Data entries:
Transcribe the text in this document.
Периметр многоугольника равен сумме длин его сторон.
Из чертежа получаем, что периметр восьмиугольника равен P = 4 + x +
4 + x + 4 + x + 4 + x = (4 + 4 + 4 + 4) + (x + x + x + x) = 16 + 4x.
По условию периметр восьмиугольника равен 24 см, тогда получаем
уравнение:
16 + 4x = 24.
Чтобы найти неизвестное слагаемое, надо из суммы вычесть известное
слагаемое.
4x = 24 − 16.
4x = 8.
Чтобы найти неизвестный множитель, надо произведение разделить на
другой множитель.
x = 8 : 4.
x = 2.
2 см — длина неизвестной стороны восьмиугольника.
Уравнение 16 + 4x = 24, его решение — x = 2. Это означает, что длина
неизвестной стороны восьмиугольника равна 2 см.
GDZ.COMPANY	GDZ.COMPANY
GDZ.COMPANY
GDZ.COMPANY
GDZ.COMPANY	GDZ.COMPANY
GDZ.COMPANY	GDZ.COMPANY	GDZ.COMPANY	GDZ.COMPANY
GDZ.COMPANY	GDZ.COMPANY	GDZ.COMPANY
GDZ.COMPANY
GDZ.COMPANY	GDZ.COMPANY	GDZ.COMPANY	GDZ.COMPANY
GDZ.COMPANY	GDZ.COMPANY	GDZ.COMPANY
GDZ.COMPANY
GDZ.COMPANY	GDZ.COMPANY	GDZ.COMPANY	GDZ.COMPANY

#### Exercise prompt:
Write out the whole listing exactly.

#### Complete output:
Transcribe the text in this document.
Периметр многоугольника равен сумме длин его сторон.
Из чертежа получаем, что периметр восьмиугольника равен P = 4 + x +
4 + x + 4 + x + 4 + x = (4 + 4 + 4 + 4) + (x + x + x + x) = 16 + 4x.
По условию периметр восьмиугольника равен 24 см, тогда получаем
уравнение:
16 + 4x = 24.
Чтобы найти неизвестное слагаемое, надо из суммы вычесть известное
слагаемое.
4x = 24 − 16.
4x = 8.
Чтобы найти неизвестный множитель, надо произведение разделить на
другой множитель.
x = 8 : 4.
x = 2.
2 см — длина неизвестной стороны восьмиугольника.
Уравнение 16 + 4x = 24, его решение — x = 2. Это означает, что длина
неизвестной стороны восьмиугольника равна 2 см.
GDZ.COMPANY	GDZ.COMPANY
GDZ.COMPANY
GDZ.COMPANY
GDZ.COMPANY	GDZ.COMPANY
GDZ.COMPANY	GDZ.COMPANY	GDZ.COMPANY	GDZ.COMPANY
GDZ.COMPANY	GDZ.COMPANY	GDZ.COMPANY
GDZ.COMPANY
GDZ.COMPANY	GDZ.COMPANY	GDZ.COMPANY	GDZ.COMPANY
GDZ.COMPANY	GDZ.COMPANY	GDZ.COMPANY
GDZ.COMPANY
GDZ.COMPANY	GDZ.COMPANY	GDZ.COMPANY	GDZ.COMPANY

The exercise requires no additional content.